_EXERCISE PROMPT:_ Identify every line in the records below that contains the word "seluruh", and copy each of those lines.

● ● ●

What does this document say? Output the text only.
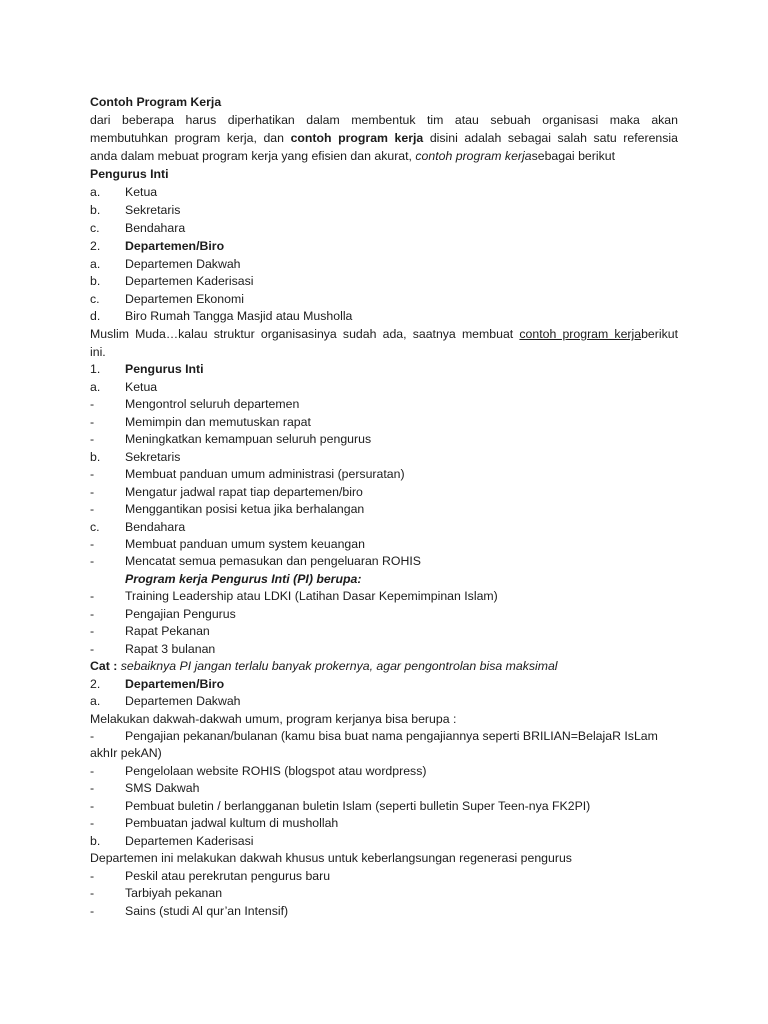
Contoh Program Kerja
dari beberapa harus diperhatikan dalam membentuk tim atau sebuah organisasi maka akan
membutuhkan program kerja, dan contoh program kerja disini adalah sebagai salah satu referensia
anda dalam mebuat program kerja yang efisien dan akurat, contoh program kerjasebagai berikut
Pengurus Inti
a. Ketua
b. Sekretaris
c. Bendahara
2. Departemen/Biro
a. Departemen Dakwah
b. Departemen Kaderisasi
c. Departemen Ekonomi
d. Biro Rumah Tangga Masjid atau Musholla
Muslim Muda…kalau struktur organisasinya sudah ada, saatnya membuat contoh program kerjaberikut
ini.
1. Pengurus Inti
a. Ketua
-	Mengontrol seluruh departemen
-	Memimpin dan memutuskan rapat
-	Meningkatkan kemampuan seluruh pengurus
b. Sekretaris
-	Membuat panduan umum administrasi (persuratan)
-	Mengatur jadwal rapat tiap departemen/biro
-	Menggantikan posisi ketua jika berhalangan
c. Bendahara
-	Membuat panduan umum system keuangan
-	Mencatat semua pemasukan dan pengeluaran ROHIS
Program kerja Pengurus Inti (PI) berupa:
-	Training Leadership atau LDKI (Latihan Dasar Kepemimpinan Islam)
-	Pengajian Pengurus
-	Rapat Pekanan
-	Rapat 3 bulanan
Cat : sebaiknya PI jangan terlalu banyak prokernya, agar pengontrolan bisa maksimal
2. Departemen/Biro
a. Departemen Dakwah
Melakukan dakwah-dakwah umum, program kerjanya bisa berupa :
-	Pengajian pekanan/bulanan (kamu bisa buat nama pengajiannya seperti BRILIAN=BelajaR IsLam
akhIr pekAN)
-	Pengelolaan website ROHIS (blogspot atau wordpress)
-	SMS Dakwah
-	Pembuat buletin / berlangganan buletin Islam (seperti bulletin Super Teen-nya FK2PI)
-	Pembuatan jadwal kultum di mushollah
b. Departemen Kaderisasi
Departemen ini melakukan dakwah khusus untuk keberlangsungan regenerasi pengurus
-	Peskil atau perekrutan pengurus baru
-	Tarbiyah pekanan
-	Sains (studi Al qur’an Intensif)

● ● ●

_RESPONSE FOR THIS EXERCISE:_
-	Mengontrol seluruh departemen
-	Meningkatkan kemampuan seluruh pengurus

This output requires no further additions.